## To do:
Without including the pictures, copy out every line below.

## Material supplied:
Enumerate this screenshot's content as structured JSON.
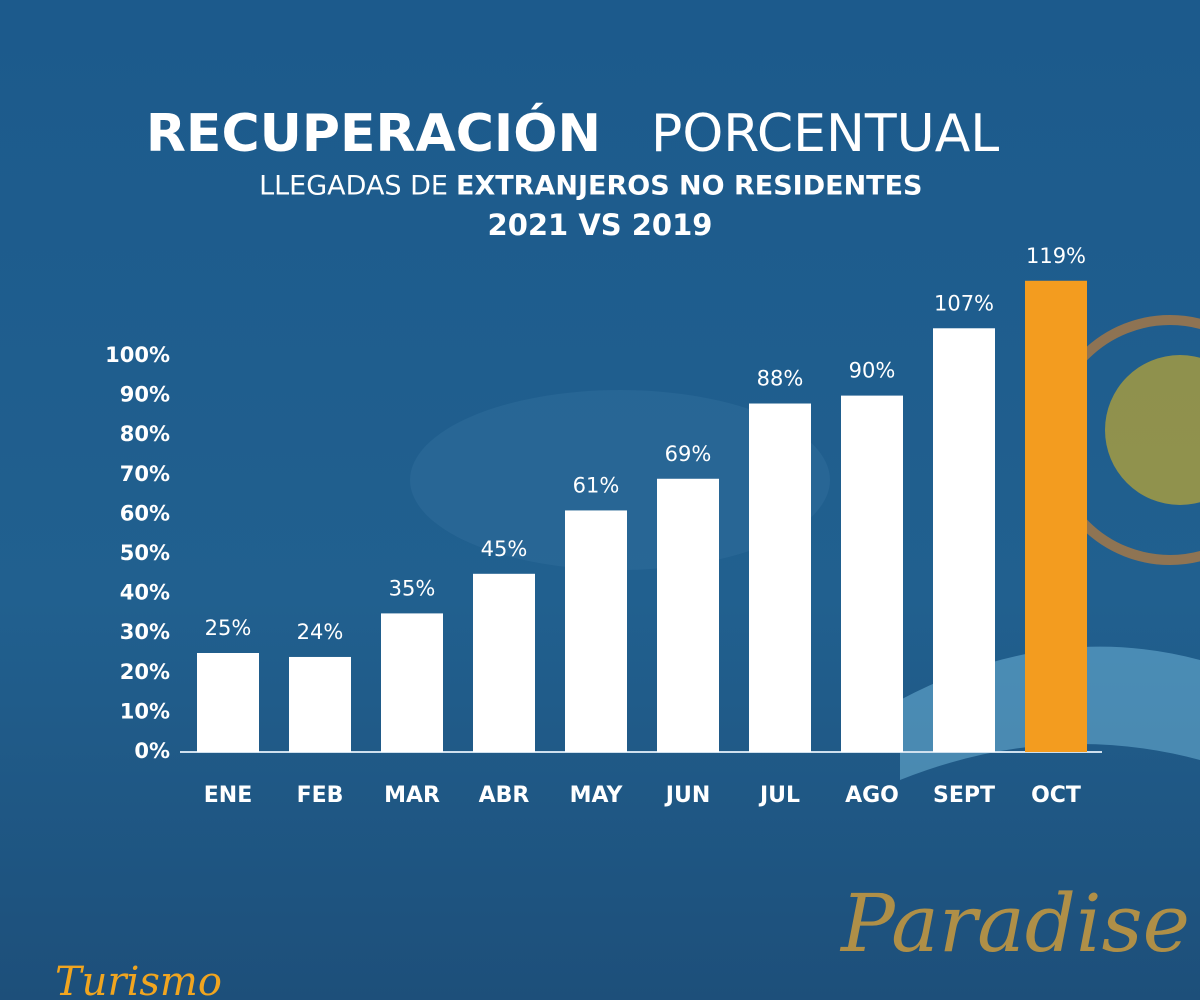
{
  "chart_data": {
    "type": "bar",
    "title": [
      "RECUPERACIÓN",
      "PORCENTUAL"
    ],
    "subtitle": [
      "LLEGADAS DE",
      "EXTRANJEROS NO RESIDENTES",
      "2021 VS 2019"
    ],
    "categories": [
      "ENE",
      "FEB",
      "MAR",
      "ABR",
      "MAY",
      "JUN",
      "JUL",
      "AGO",
      "SEPT",
      "OCT"
    ],
    "values": [
      25,
      24,
      35,
      45,
      61,
      69,
      88,
      90,
      107,
      119
    ],
    "value_labels": [
      "25%",
      "24%",
      "35%",
      "45%",
      "61%",
      "69%",
      "88%",
      "90%",
      "107%",
      "119%"
    ],
    "colors": [
      "#ffffff",
      "#ffffff",
      "#ffffff",
      "#ffffff",
      "#ffffff",
      "#ffffff",
      "#ffffff",
      "#ffffff",
      "#ffffff",
      "#f39c1f"
    ],
    "ylim": [
      0,
      120
    ],
    "yticks": [
      {
        "value": 0,
        "label": "0%"
      },
      {
        "value": 10,
        "label": "10%"
      },
      {
        "value": 20,
        "label": "20%"
      },
      {
        "value": 30,
        "label": "30%"
      },
      {
        "value": 40,
        "label": "40%"
      },
      {
        "value": 50,
        "label": "50%"
      },
      {
        "value": 60,
        "label": "60%"
      },
      {
        "value": 70,
        "label": "70%"
      },
      {
        "value": 80,
        "label": "80%"
      },
      {
        "value": 90,
        "label": "90%"
      },
      {
        "value": 100,
        "label": "100%"
      }
    ]
  },
  "branding": [
    "Paradise",
    "Turismo"
  ]
}
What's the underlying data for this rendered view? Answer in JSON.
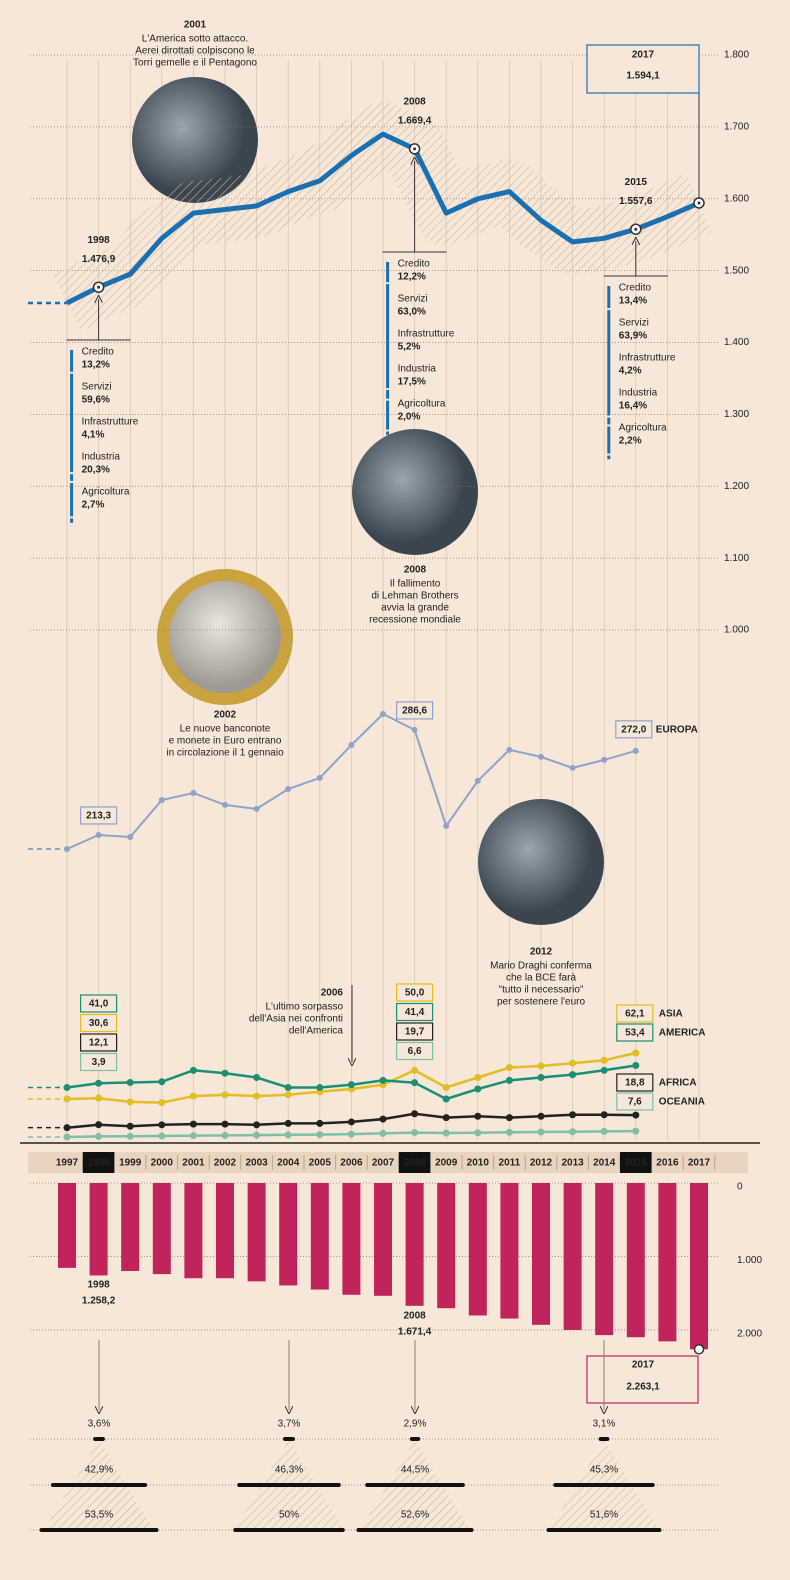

## Response for this exercise:
Enumerate this screenshot's content as structured JSON.
{
  "chart_data": {
    "type": "bar",
    "title": [
      "RECUPERACIÓN",
      "PORCENTUAL"
    ],
    "subtitle": [
      "LLEGADAS DE",
      "EXTRANJEROS NO RESIDENTES",
      "2021 VS 2019"
    ],
    "categories": [
      "ENE",
      "FEB",
      "MAR",
      "ABR",
      "MAY",
      "JUN",
      "JUL",
      "AGO",
      "SEPT",
      "OCT"
    ],
    "values": [
      25,
      24,
      35,
      45,
      61,
      69,
      88,
      90,
      107,
      119
    ],
    "value_labels": [
      "25%",
      "24%",
      "35%",
      "45%",
      "61%",
      "69%",
      "88%",
      "90%",
      "107%",
      "119%"
    ],
    "colors": [
      "#ffffff",
      "#ffffff",
      "#ffffff",
      "#ffffff",
      "#ffffff",
      "#ffffff",
      "#ffffff",
      "#ffffff",
      "#ffffff",
      "#f39c1f"
    ],
    "ylim": [
      0,
      120
    ],
    "yticks": [
      {
        "value": 0,
        "label": "0%"
      },
      {
        "value": 10,
        "label": "10%"
      },
      {
        "value": 20,
        "label": "20%"
      },
      {
        "value": 30,
        "label": "30%"
      },
      {
        "value": 40,
        "label": "40%"
      },
      {
        "value": 50,
        "label": "50%"
      },
      {
        "value": 60,
        "label": "60%"
      },
      {
        "value": 70,
        "label": "70%"
      },
      {
        "value": 80,
        "label": "80%"
      },
      {
        "value": 90,
        "label": "90%"
      },
      {
        "value": 100,
        "label": "100%"
      }
    ]
  },
  "branding": [
    "Paradise",
    "Turismo"
  ]
}
What's the underlying data for this rendered view? Answer in JSON.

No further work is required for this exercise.